*WHAT TO PRODUCE*: The records that follow must be repeated verbatim, every one of them.

-*-

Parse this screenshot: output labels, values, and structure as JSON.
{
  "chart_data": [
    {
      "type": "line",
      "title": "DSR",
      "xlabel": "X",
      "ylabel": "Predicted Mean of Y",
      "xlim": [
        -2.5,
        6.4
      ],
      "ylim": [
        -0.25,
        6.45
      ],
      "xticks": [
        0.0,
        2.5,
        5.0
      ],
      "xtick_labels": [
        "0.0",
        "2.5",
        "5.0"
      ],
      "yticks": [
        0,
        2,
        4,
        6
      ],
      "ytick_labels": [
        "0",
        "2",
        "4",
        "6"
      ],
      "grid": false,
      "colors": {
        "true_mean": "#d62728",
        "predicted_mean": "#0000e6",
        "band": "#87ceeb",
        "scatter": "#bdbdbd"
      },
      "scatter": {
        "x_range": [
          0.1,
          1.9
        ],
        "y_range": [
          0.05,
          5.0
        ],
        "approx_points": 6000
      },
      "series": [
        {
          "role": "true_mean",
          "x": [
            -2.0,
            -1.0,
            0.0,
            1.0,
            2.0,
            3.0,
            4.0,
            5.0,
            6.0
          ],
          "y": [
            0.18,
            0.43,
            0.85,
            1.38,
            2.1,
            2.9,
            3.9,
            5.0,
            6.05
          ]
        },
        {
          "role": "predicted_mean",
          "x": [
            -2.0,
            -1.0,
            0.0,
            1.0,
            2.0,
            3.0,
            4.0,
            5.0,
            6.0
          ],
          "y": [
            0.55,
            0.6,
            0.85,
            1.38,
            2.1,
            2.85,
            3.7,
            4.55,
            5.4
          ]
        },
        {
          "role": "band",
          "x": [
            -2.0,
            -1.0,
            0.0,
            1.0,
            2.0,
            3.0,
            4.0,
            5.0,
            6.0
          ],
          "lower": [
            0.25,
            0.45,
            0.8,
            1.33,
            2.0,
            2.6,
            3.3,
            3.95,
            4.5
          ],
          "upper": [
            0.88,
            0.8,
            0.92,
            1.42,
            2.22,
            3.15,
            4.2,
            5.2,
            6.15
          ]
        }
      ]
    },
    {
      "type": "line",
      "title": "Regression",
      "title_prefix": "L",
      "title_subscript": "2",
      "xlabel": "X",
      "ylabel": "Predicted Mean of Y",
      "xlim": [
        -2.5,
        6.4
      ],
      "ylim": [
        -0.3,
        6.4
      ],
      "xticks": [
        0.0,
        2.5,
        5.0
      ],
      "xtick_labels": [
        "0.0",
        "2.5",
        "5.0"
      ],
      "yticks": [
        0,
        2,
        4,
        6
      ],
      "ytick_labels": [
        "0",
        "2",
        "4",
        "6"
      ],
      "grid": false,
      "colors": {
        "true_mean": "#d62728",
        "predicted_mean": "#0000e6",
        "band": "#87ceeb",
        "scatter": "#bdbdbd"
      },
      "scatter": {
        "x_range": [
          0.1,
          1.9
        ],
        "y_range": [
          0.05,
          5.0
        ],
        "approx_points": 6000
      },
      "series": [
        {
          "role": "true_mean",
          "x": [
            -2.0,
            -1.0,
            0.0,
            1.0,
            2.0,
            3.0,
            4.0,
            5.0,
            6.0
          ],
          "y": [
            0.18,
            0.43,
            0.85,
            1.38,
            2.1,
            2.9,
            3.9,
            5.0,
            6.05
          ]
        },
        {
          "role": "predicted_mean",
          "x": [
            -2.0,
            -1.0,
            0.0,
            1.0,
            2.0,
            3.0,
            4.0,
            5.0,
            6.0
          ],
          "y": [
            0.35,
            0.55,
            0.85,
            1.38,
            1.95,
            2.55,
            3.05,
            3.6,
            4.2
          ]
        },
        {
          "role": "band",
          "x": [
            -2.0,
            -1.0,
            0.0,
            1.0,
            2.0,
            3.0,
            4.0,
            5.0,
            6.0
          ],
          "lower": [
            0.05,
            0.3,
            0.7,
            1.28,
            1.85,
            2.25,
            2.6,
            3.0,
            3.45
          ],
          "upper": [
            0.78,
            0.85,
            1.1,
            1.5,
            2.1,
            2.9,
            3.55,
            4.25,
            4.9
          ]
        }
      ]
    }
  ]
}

-*-

*OUTPUT OF THE TASK*:
Parse this screenshot: output labels, values, and structure as JSON.
{
  "chart_data": [
    {
      "type": "line",
      "title": "DSR",
      "xlabel": "X",
      "ylabel": "Predicted Mean of Y",
      "xlim": [
        -2.5,
        6.4
      ],
      "ylim": [
        -0.25,
        6.45
      ],
      "xticks": [
        0.0,
        2.5,
        5.0
      ],
      "xtick_labels": [
        "0.0",
        "2.5",
        "5.0"
      ],
      "yticks": [
        0,
        2,
        4,
        6
      ],
      "ytick_labels": [
        "0",
        "2",
        "4",
        "6"
      ],
      "grid": false,
      "colors": {
        "true_mean": "#d62728",
        "predicted_mean": "#0000e6",
        "band": "#87ceeb",
        "scatter": "#bdbdbd"
      },
      "scatter": {
        "x_range": [
          0.1,
          1.9
        ],
        "y_range": [
          0.05,
          5.0
        ],
        "approx_points": 6000
      },
      "series": [
        {
          "role": "true_mean",
          "x": [
            -2.0,
            -1.0,
            0.0,
            1.0,
            2.0,
            3.0,
            4.0,
            5.0,
            6.0
          ],
          "y": [
            0.18,
            0.43,
            0.85,
            1.38,
            2.1,
            2.9,
            3.9,
            5.0,
            6.05
          ]
        },
        {
          "role": "predicted_mean",
          "x": [
            -2.0,
            -1.0,
            0.0,
            1.0,
            2.0,
            3.0,
            4.0,
            5.0,
            6.0
          ],
          "y": [
            0.55,
            0.6,
            0.85,
            1.38,
            2.1,
            2.85,
            3.7,
            4.55,
            5.4
          ]
        },
        {
          "role": "band",
          "x": [
            -2.0,
            -1.0,
            0.0,
            1.0,
            2.0,
            3.0,
            4.0,
            5.0,
            6.0
          ],
          "lower": [
            0.25,
            0.45,
            0.8,
            1.33,
            2.0,
            2.6,
            3.3,
            3.95,
            4.5
          ],
          "upper": [
            0.88,
            0.8,
            0.92,
            1.42,
            2.22,
            3.15,
            4.2,
            5.2,
            6.15
          ]
        }
      ]
    },
    {
      "type": "line",
      "title": "Regression",
      "title_prefix": "L",
      "title_subscript": "2",
      "xlabel": "X",
      "ylabel": "Predicted Mean of Y",
      "xlim": [
        -2.5,
        6.4
      ],
      "ylim": [
        -0.3,
        6.4
      ],
      "xticks": [
        0.0,
        2.5,
        5.0
      ],
      "xtick_labels": [
        "0.0",
        "2.5",
        "5.0"
      ],
      "yticks": [
        0,
        2,
        4,
        6
      ],
      "ytick_labels": [
        "0",
        "2",
        "4",
        "6"
      ],
      "grid": false,
      "colors": {
        "true_mean": "#d62728",
        "predicted_mean": "#0000e6",
        "band": "#87ceeb",
        "scatter": "#bdbdbd"
      },
      "scatter": {
        "x_range": [
          0.1,
          1.9
        ],
        "y_range": [
          0.05,
          5.0
        ],
        "approx_points": 6000
      },
      "series": [
        {
          "role": "true_mean",
          "x": [
            -2.0,
            -1.0,
            0.0,
            1.0,
            2.0,
            3.0,
            4.0,
            5.0,
            6.0
          ],
          "y": [
            0.18,
            0.43,
            0.85,
            1.38,
            2.1,
            2.9,
            3.9,
            5.0,
            6.05
          ]
        },
        {
          "role": "predicted_mean",
          "x": [
            -2.0,
            -1.0,
            0.0,
            1.0,
            2.0,
            3.0,
            4.0,
            5.0,
            6.0
          ],
          "y": [
            0.35,
            0.55,
            0.85,
            1.38,
            1.95,
            2.55,
            3.05,
            3.6,
            4.2
          ]
        },
        {
          "role": "band",
          "x": [
            -2.0,
            -1.0,
            0.0,
            1.0,
            2.0,
            3.0,
            4.0,
            5.0,
            6.0
          ],
          "lower": [
            0.05,
            0.3,
            0.7,
            1.28,
            1.85,
            2.25,
            2.6,
            3.0,
            3.45
          ],
          "upper": [
            0.78,
            0.85,
            1.1,
            1.5,
            2.1,
            2.9,
            3.55,
            4.25,
            4.9
          ]
        }
      ]
    }
  ]
}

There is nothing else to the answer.